- **TO BE DONE**: Restate the data word for word and leave the images out.

- **THE RECORDS**:
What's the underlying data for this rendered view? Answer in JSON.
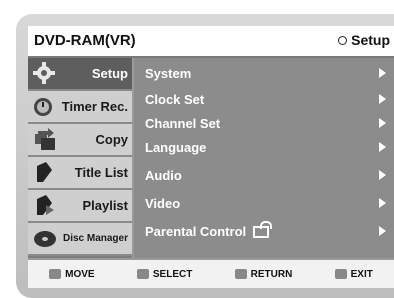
{
  "header": {
    "title": "DVD-RAM(VR)",
    "mode_label": "Setup"
  },
  "sidebar": {
    "items": [
      {
        "label": "Setup",
        "icon": "gear-icon",
        "active": true
      },
      {
        "label": "Timer Rec.",
        "icon": "clock-icon",
        "active": false
      },
      {
        "label": "Copy",
        "icon": "copy-icon",
        "active": false
      },
      {
        "label": "Title List",
        "icon": "title-list-icon",
        "active": false
      },
      {
        "label": "Playlist",
        "icon": "playlist-icon",
        "active": false
      },
      {
        "label": "Disc Manager",
        "icon": "disc-icon",
        "active": false
      }
    ]
  },
  "menu": {
    "items": [
      {
        "label": "System"
      },
      {
        "label": "Clock Set"
      },
      {
        "label": "Channel Set"
      },
      {
        "label": "Language"
      },
      {
        "label": "Audio"
      },
      {
        "label": "Video"
      },
      {
        "label": "Parental Control"
      }
    ]
  },
  "footer": {
    "move": "MOVE",
    "select": "SELECT",
    "return": "RETURN",
    "exit": "EXIT"
  }
}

- **REPLY TO THE EXERCISE**:
What's the underlying data for this rendered view? Answer in JSON.
{
  "header": {
    "title": "DVD-RAM(VR)",
    "mode_label": "Setup"
  },
  "sidebar": {
    "items": [
      {
        "label": "Setup",
        "icon": "gear-icon",
        "active": true
      },
      {
        "label": "Timer Rec.",
        "icon": "clock-icon",
        "active": false
      },
      {
        "label": "Copy",
        "icon": "copy-icon",
        "active": false
      },
      {
        "label": "Title List",
        "icon": "title-list-icon",
        "active": false
      },
      {
        "label": "Playlist",
        "icon": "playlist-icon",
        "active": false
      },
      {
        "label": "Disc Manager",
        "icon": "disc-icon",
        "active": false
      }
    ]
  },
  "menu": {
    "items": [
      {
        "label": "System"
      },
      {
        "label": "Clock Set"
      },
      {
        "label": "Channel Set"
      },
      {
        "label": "Language"
      },
      {
        "label": "Audio"
      },
      {
        "label": "Video"
      },
      {
        "label": "Parental Control"
      }
    ]
  },
  "footer": {
    "move": "MOVE",
    "select": "SELECT",
    "return": "RETURN",
    "exit": "EXIT"
  }
}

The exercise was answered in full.